** Start of Input records **

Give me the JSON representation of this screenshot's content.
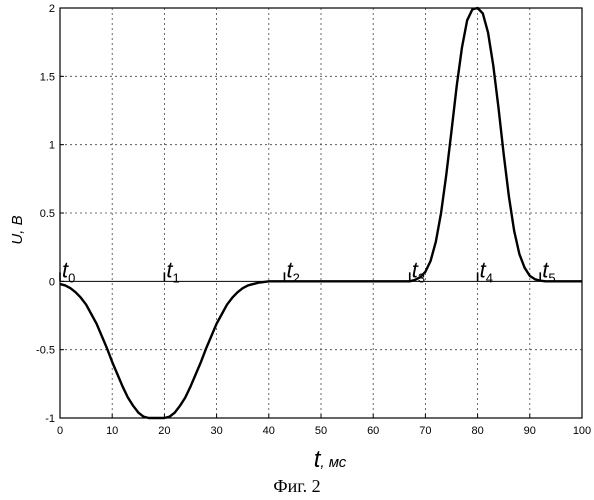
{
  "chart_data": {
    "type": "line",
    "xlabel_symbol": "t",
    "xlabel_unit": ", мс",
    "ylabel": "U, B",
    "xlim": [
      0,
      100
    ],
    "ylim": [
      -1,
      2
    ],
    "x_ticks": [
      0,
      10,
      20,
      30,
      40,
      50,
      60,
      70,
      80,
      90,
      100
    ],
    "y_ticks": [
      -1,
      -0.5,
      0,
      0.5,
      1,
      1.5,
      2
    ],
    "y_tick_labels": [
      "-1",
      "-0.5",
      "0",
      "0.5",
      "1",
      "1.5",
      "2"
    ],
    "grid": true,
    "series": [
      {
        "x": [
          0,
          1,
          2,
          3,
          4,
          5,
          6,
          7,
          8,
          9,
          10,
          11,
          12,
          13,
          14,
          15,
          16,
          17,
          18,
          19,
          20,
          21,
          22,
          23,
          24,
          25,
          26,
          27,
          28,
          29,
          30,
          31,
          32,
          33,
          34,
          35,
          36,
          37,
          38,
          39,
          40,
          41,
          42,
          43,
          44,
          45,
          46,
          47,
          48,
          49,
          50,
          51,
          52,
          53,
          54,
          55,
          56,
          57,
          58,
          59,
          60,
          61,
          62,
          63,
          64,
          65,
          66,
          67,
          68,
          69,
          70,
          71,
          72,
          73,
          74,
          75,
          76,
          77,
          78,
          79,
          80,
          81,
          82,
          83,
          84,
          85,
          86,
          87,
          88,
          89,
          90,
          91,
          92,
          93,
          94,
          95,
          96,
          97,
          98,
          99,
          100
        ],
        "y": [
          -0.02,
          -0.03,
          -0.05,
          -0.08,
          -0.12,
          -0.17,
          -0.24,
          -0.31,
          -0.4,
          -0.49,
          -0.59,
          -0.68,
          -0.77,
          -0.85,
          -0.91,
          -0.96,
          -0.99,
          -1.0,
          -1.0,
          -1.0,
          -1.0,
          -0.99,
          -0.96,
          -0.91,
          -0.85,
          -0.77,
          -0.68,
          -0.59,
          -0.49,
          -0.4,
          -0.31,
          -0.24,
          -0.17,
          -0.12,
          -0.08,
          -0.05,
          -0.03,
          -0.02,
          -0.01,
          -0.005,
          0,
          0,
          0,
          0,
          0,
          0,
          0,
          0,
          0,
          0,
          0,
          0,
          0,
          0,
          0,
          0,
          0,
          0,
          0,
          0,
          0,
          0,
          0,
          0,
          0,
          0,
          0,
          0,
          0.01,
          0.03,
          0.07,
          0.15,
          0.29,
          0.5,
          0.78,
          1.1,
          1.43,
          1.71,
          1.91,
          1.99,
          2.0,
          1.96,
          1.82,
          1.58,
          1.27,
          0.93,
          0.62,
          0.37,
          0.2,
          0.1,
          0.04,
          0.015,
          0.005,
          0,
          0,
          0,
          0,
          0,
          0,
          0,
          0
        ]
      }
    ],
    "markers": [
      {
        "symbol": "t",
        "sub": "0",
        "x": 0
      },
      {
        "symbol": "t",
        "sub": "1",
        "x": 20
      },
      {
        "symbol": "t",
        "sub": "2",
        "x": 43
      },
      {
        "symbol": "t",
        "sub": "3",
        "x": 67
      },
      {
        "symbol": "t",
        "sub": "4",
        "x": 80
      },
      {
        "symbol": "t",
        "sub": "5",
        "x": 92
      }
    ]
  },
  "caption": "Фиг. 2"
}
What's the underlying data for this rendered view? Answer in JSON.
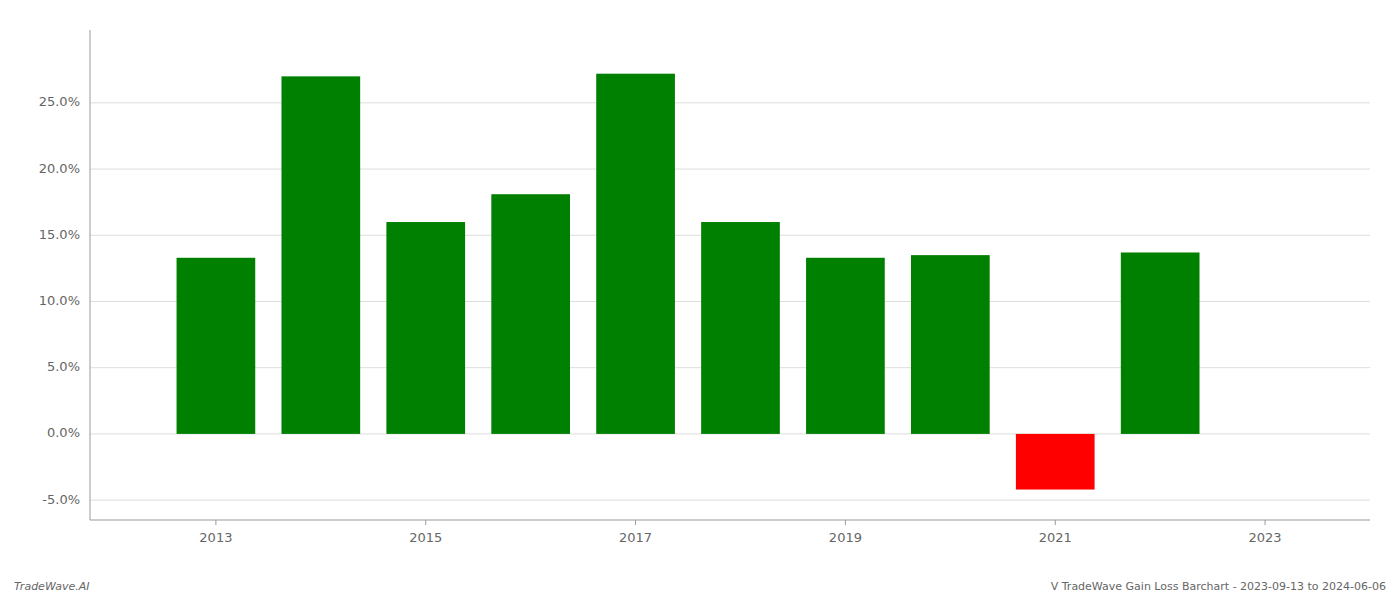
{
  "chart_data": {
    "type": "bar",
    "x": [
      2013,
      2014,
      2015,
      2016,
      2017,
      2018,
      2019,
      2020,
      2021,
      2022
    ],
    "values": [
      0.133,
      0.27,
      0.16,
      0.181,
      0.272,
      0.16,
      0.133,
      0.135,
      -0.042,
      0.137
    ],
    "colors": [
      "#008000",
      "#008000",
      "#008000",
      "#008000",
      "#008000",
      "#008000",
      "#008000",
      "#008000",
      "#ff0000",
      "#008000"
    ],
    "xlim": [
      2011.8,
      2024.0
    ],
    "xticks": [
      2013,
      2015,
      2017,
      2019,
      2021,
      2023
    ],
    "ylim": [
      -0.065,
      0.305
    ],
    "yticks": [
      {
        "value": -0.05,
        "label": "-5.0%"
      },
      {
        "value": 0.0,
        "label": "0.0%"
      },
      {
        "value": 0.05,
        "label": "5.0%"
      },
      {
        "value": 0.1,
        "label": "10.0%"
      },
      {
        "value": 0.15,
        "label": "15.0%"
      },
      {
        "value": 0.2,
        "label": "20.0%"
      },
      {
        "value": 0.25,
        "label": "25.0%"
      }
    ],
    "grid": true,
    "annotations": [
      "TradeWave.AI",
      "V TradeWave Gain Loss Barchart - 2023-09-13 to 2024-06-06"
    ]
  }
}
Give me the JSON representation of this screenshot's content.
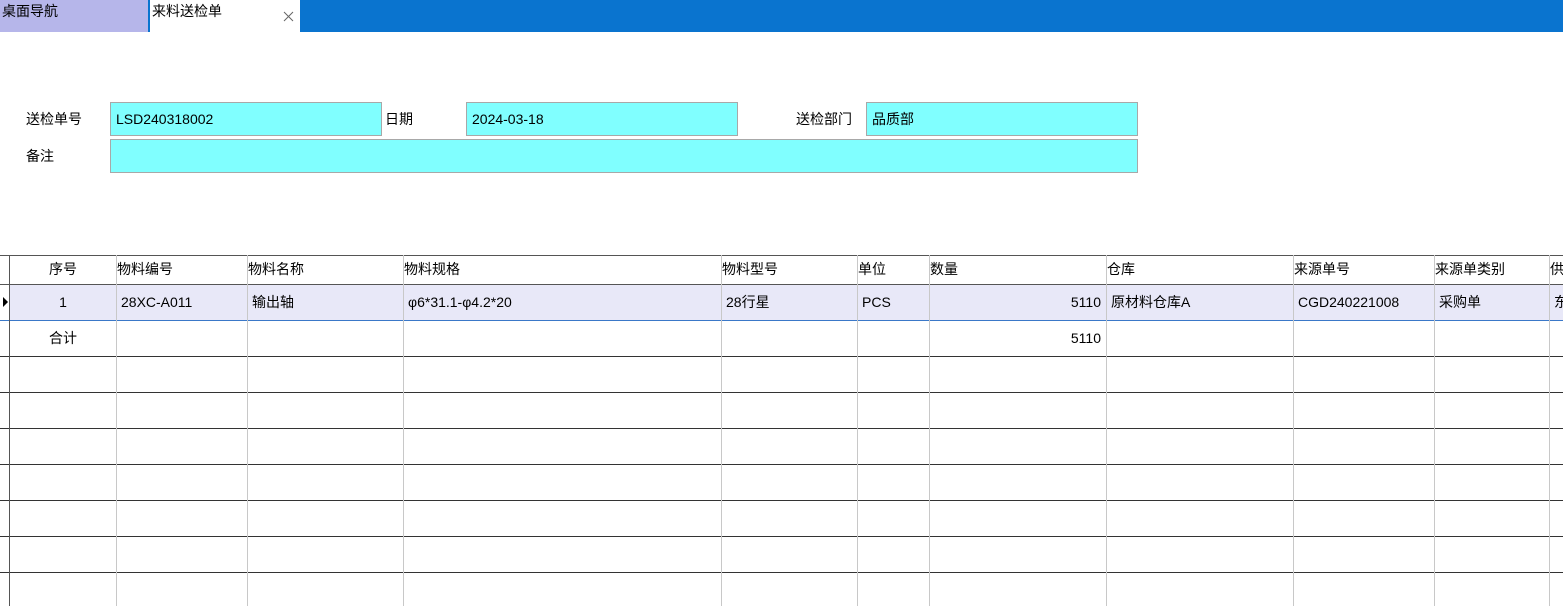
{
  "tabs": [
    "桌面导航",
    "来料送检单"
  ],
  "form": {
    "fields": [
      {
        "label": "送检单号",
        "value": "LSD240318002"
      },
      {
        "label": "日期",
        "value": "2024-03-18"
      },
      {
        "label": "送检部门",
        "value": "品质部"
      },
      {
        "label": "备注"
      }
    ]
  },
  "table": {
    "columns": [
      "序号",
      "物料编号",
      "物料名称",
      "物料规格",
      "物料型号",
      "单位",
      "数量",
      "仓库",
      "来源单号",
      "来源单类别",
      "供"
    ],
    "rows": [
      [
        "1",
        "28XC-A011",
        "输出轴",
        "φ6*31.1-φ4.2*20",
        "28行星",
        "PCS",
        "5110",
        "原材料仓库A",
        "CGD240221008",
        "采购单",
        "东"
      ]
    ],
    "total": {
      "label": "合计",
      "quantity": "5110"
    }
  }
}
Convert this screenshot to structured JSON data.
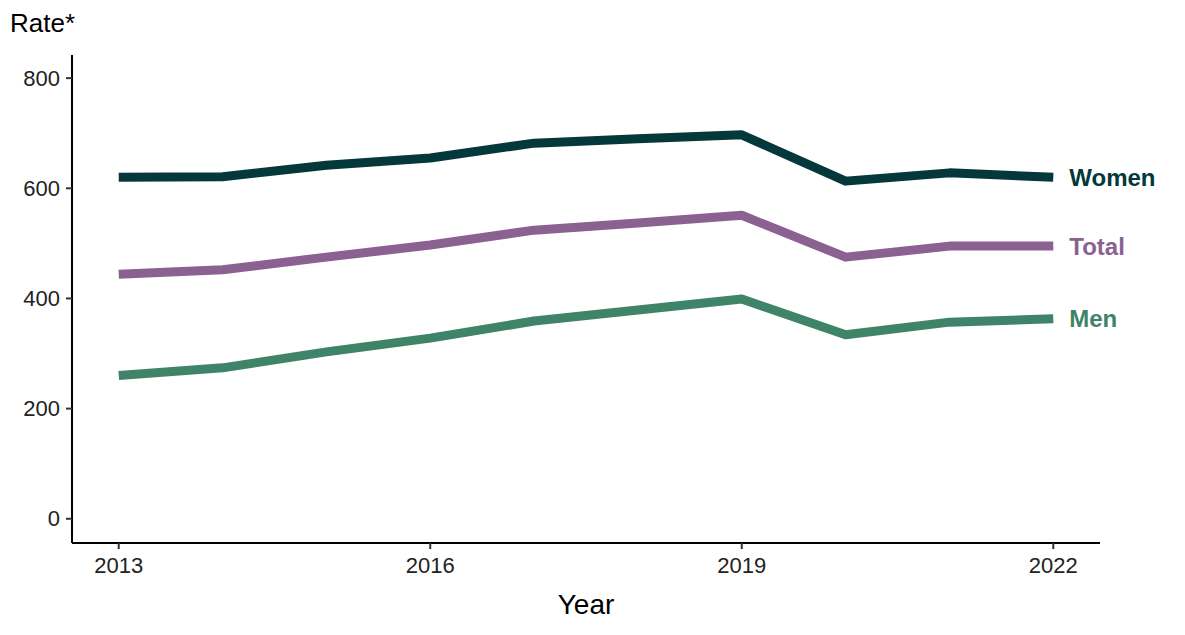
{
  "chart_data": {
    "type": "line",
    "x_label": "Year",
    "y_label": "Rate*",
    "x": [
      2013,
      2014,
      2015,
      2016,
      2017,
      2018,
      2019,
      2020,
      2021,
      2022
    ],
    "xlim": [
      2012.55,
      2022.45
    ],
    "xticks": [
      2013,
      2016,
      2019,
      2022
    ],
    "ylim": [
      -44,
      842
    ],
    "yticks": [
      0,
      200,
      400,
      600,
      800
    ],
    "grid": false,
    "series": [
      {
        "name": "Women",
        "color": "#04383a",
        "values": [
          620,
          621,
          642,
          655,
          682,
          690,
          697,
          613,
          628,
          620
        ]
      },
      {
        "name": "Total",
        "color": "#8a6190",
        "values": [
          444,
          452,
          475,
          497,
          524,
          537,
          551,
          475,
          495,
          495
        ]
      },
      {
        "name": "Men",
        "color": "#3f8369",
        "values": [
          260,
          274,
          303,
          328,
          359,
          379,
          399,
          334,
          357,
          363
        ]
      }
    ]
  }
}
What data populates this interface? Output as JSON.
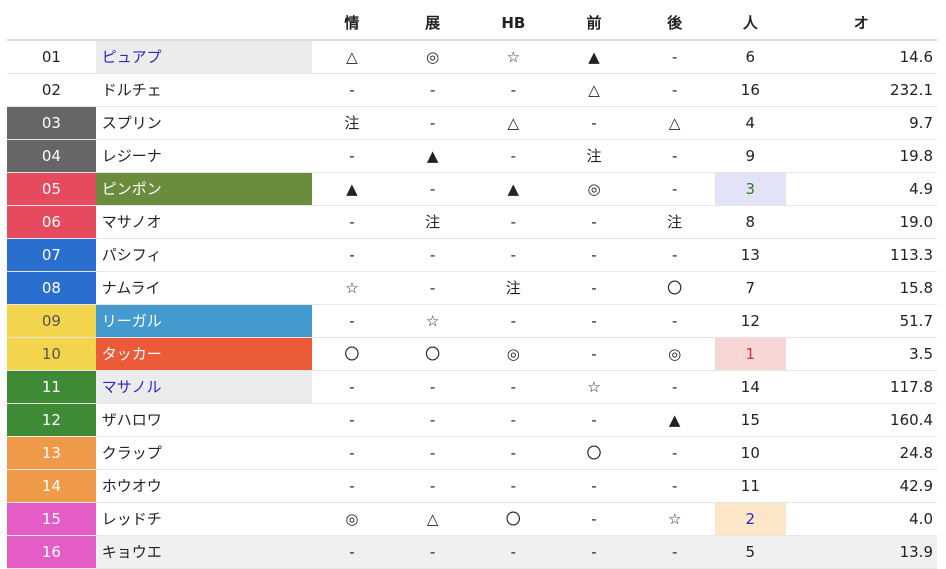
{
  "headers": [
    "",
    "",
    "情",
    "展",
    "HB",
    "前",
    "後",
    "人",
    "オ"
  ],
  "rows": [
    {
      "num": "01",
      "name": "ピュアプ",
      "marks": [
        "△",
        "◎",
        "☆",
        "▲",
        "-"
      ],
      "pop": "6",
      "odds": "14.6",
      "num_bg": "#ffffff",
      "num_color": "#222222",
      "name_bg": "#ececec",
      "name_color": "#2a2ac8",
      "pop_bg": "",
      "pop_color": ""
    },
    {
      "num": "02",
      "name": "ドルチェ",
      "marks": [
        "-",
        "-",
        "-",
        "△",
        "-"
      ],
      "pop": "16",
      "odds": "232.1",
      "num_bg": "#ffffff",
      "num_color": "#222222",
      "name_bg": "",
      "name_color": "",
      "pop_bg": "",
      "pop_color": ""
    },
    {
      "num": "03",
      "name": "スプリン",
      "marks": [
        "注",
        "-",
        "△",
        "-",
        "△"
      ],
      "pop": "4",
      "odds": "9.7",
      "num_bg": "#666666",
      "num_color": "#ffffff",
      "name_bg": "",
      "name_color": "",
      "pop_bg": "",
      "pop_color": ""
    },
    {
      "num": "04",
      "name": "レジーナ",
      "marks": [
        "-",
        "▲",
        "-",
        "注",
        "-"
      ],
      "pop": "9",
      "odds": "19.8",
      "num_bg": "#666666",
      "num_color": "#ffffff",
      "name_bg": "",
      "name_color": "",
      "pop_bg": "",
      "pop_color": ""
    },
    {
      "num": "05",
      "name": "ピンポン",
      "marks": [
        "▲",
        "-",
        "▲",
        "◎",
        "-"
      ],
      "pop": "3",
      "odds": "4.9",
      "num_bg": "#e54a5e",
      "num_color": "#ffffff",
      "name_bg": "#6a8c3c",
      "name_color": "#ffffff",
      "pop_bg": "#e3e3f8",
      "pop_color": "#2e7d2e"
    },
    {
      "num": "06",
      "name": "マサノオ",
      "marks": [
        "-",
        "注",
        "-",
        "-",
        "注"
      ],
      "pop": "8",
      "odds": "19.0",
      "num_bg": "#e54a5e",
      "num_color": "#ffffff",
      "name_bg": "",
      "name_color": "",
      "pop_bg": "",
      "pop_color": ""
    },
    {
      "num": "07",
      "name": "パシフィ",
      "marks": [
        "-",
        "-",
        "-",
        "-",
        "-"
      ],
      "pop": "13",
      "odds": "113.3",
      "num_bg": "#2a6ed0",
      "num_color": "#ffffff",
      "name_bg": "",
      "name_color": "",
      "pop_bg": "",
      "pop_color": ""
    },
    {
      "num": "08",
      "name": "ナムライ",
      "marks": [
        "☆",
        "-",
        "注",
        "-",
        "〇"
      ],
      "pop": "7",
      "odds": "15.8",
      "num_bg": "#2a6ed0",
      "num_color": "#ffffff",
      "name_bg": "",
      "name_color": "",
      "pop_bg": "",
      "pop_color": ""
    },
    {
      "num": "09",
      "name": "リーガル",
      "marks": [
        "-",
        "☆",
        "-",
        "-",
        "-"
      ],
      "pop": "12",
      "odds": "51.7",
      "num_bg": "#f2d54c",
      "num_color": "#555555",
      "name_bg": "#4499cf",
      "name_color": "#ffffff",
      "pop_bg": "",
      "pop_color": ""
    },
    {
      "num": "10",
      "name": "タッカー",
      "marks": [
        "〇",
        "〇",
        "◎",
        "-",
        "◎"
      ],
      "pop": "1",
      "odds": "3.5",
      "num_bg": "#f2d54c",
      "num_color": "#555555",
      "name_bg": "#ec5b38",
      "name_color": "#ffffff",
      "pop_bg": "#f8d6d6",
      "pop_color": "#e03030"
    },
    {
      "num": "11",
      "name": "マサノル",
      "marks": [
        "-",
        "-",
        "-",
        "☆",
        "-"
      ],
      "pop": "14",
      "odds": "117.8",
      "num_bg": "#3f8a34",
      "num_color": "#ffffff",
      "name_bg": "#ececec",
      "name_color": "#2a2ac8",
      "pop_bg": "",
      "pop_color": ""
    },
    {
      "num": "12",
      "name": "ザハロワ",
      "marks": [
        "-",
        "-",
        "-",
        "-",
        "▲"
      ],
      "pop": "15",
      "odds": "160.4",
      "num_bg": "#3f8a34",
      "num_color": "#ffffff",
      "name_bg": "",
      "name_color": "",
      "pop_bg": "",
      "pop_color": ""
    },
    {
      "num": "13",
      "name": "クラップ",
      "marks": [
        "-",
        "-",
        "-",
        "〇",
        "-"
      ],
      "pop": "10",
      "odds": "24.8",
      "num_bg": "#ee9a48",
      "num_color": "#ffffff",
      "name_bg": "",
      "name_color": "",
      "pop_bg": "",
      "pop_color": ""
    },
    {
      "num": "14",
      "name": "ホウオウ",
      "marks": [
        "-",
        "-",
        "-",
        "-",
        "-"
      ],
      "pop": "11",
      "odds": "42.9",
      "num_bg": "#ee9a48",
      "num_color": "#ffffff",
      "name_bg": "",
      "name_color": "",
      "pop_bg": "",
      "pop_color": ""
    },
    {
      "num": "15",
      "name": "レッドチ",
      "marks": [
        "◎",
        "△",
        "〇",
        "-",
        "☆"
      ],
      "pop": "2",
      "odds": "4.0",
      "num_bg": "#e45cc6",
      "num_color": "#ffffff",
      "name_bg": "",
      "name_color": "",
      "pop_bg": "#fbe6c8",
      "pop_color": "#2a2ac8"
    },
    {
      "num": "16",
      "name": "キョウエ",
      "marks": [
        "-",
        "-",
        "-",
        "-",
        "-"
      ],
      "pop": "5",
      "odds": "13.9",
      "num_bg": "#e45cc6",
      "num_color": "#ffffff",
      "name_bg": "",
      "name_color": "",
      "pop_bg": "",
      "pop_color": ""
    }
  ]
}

** End of Input records **

Instructions to follow: Return only the number of lines in the entries that contain the string "this".

The reply: 5